→ Input material:

-------------------------

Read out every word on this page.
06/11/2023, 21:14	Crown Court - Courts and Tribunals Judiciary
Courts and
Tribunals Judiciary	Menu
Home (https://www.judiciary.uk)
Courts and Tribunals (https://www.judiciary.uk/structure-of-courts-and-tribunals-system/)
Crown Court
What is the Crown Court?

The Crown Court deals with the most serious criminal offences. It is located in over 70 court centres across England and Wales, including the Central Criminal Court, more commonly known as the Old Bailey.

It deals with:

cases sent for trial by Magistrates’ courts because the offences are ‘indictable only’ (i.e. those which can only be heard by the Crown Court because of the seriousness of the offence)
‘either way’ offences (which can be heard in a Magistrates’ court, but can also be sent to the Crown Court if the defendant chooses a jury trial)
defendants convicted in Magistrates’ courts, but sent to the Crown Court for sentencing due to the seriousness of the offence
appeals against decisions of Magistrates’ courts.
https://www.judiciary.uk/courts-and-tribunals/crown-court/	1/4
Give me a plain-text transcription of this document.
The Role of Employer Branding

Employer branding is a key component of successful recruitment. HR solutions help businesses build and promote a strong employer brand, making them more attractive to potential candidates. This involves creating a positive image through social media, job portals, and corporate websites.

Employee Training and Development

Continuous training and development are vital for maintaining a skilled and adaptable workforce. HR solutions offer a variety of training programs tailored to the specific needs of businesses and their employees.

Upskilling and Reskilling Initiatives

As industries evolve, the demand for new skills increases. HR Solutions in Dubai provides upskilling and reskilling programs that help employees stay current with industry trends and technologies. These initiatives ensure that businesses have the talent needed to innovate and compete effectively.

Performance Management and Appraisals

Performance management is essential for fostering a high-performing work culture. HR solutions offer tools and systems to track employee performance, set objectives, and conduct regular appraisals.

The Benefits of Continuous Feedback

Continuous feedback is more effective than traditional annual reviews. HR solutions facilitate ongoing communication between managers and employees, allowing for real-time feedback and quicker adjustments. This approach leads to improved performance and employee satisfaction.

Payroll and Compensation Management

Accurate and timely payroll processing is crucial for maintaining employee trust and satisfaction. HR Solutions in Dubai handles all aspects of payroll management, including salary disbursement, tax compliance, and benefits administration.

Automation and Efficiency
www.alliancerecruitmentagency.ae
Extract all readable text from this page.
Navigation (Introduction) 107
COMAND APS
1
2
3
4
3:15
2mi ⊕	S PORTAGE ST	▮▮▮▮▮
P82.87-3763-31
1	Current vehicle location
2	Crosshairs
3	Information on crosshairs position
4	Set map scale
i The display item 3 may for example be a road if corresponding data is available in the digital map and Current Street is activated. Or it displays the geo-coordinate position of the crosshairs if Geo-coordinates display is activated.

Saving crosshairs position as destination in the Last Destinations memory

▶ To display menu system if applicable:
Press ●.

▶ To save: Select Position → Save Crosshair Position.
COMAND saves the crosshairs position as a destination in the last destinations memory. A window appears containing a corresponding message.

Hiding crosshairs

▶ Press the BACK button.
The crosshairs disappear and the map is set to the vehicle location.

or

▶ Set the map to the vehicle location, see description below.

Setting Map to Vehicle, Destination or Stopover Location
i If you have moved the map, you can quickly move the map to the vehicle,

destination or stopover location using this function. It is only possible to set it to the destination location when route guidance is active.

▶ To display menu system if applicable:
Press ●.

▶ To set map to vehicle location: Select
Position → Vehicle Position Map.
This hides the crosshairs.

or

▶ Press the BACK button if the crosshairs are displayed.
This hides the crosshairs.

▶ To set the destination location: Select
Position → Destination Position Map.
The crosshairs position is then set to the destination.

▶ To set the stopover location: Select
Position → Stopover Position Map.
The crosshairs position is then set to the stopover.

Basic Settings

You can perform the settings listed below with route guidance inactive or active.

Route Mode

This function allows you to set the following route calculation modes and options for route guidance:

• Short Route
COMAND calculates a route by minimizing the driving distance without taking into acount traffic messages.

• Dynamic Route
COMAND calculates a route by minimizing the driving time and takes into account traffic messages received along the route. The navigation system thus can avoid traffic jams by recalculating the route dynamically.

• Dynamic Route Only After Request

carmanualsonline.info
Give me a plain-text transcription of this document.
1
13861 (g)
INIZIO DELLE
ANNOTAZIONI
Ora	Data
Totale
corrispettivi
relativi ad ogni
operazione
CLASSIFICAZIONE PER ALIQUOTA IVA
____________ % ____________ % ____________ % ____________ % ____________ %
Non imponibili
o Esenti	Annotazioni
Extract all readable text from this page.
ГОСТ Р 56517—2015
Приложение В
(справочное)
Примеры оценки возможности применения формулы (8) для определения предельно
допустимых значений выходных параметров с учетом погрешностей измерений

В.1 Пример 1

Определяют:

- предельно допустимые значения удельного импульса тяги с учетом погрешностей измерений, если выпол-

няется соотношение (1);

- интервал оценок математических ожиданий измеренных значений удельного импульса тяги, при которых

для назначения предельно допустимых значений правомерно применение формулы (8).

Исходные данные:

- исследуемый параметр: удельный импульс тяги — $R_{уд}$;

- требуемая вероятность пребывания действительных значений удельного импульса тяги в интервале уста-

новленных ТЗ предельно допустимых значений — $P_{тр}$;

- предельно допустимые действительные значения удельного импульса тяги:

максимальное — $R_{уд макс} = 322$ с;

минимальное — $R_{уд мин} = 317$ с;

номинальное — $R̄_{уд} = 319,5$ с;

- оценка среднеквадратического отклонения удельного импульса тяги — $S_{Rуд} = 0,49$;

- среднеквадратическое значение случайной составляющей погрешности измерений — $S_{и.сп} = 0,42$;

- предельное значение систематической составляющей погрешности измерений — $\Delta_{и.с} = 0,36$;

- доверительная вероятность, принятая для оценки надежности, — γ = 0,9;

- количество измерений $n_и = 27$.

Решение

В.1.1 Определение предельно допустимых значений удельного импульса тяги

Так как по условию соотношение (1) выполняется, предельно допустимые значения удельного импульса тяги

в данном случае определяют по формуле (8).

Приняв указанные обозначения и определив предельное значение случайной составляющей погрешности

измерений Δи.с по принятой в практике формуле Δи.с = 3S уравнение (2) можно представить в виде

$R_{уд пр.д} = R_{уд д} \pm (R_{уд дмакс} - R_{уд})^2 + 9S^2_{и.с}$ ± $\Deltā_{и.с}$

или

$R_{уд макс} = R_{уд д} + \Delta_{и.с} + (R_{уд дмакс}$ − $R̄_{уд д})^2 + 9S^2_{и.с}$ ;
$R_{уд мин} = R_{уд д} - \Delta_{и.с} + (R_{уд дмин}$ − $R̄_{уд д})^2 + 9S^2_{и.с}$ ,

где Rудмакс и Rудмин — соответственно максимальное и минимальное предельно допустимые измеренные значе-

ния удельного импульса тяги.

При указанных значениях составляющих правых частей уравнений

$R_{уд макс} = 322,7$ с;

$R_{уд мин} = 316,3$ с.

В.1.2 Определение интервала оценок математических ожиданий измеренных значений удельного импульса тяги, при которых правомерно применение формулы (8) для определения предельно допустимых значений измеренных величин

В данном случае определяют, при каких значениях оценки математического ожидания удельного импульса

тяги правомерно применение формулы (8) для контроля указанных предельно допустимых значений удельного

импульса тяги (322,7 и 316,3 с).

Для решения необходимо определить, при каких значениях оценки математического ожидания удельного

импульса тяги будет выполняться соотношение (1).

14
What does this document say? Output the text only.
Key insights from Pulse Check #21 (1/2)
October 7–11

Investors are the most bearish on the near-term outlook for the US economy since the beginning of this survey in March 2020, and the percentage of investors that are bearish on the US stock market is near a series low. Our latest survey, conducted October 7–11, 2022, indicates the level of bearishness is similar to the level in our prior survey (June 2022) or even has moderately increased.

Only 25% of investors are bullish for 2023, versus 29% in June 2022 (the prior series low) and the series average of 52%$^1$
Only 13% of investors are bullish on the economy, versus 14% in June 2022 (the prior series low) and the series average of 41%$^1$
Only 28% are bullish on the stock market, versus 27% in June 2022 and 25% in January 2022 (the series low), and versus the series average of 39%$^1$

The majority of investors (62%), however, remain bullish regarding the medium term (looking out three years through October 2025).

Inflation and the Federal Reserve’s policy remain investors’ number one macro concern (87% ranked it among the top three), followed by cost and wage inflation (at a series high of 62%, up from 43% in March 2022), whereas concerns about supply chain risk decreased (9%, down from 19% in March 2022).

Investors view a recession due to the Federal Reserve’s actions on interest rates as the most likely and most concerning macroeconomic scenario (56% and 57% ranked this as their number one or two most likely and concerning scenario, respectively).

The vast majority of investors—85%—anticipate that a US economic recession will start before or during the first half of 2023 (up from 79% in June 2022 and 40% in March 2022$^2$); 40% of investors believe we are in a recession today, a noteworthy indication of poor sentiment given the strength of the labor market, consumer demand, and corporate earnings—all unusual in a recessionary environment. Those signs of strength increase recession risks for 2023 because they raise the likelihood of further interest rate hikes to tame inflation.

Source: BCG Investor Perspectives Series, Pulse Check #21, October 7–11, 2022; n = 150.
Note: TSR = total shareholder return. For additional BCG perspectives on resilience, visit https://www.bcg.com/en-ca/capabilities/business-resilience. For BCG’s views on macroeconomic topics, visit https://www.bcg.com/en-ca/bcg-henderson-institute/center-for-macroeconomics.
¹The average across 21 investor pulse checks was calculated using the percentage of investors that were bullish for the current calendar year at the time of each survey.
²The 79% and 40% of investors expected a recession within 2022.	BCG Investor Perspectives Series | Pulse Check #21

-------------------------

→ What is expected: Go through the material and select each line with the string "погрешности" in it.

→ Exercise answer:
- среднеквадратическое значение случайной составляющей погрешности измерений — $S_{и.сп} = 0,42$;
- предельное значение систематической составляющей погрешности измерений — $\Delta_{и.с} = 0,36$;
Приняв указанные обозначения и определив предельное значение случайной составляющей погрешности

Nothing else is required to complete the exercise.